▸ TASK OBJECTIVE
Copy every entry word for word, but skip the pictures.

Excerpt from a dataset
########################################

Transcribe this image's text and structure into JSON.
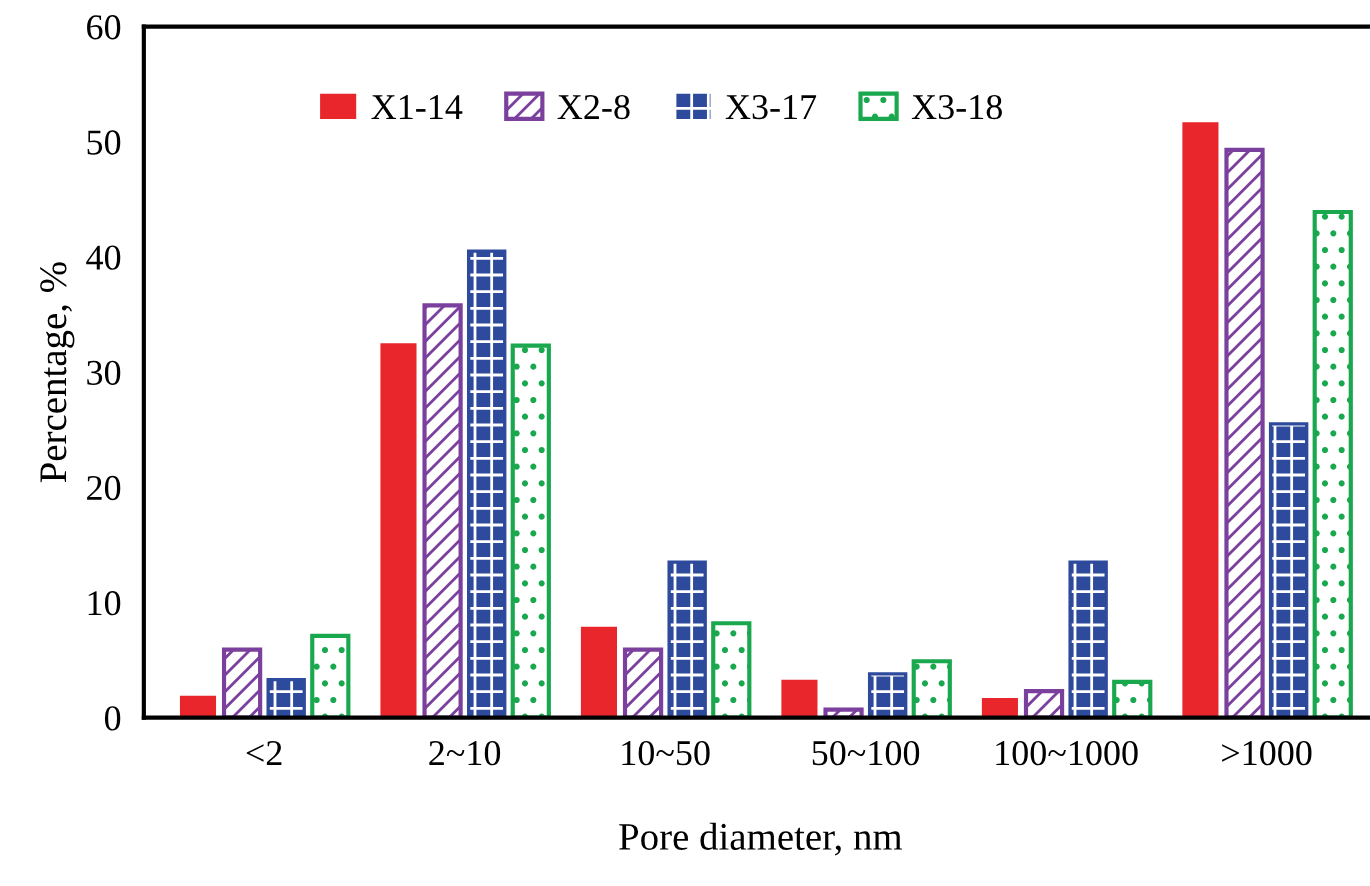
{
  "chart_data": {
    "type": "bar",
    "xlabel": "Pore diameter, nm",
    "ylabel": "Percentage, %",
    "categories": [
      "<2",
      "2~10",
      "10~50",
      "50~100",
      "100~1000",
      ">1000"
    ],
    "series": [
      {
        "name": "X1-14",
        "color": "#e8262b",
        "values": [
          1.9,
          32.5,
          7.9,
          3.3,
          1.7,
          51.7
        ]
      },
      {
        "name": "X2-8",
        "color": "#7b3f9e",
        "values": [
          5.9,
          35.8,
          5.9,
          0.7,
          2.3,
          49.3
        ]
      },
      {
        "name": "X3-17",
        "color": "#2e4a9c",
        "values": [
          3.3,
          40.5,
          13.5,
          3.8,
          13.5,
          25.5
        ]
      },
      {
        "name": "X3-18",
        "color": "#19a84e",
        "values": [
          7.1,
          32.3,
          8.2,
          4.9,
          3.1,
          43.9
        ]
      }
    ],
    "ylim": [
      0,
      60
    ],
    "yticks": [
      0,
      10,
      20,
      30,
      40,
      50,
      60
    ],
    "grid": false,
    "legend": "top"
  }
}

########################################

▸ ANSWER TO THIS EXERCISE
Transcribe this image's text and structure into JSON.
{
  "chart_data": {
    "type": "bar",
    "xlabel": "Pore diameter, nm",
    "ylabel": "Percentage, %",
    "categories": [
      "<2",
      "2~10",
      "10~50",
      "50~100",
      "100~1000",
      ">1000"
    ],
    "series": [
      {
        "name": "X1-14",
        "color": "#e8262b",
        "values": [
          1.9,
          32.5,
          7.9,
          3.3,
          1.7,
          51.7
        ]
      },
      {
        "name": "X2-8",
        "color": "#7b3f9e",
        "values": [
          5.9,
          35.8,
          5.9,
          0.7,
          2.3,
          49.3
        ]
      },
      {
        "name": "X3-17",
        "color": "#2e4a9c",
        "values": [
          3.3,
          40.5,
          13.5,
          3.8,
          13.5,
          25.5
        ]
      },
      {
        "name": "X3-18",
        "color": "#19a84e",
        "values": [
          7.1,
          32.3,
          8.2,
          4.9,
          3.1,
          43.9
        ]
      }
    ],
    "ylim": [
      0,
      60
    ],
    "yticks": [
      0,
      10,
      20,
      30,
      40,
      50,
      60
    ],
    "grid": false,
    "legend": "top"
  }
}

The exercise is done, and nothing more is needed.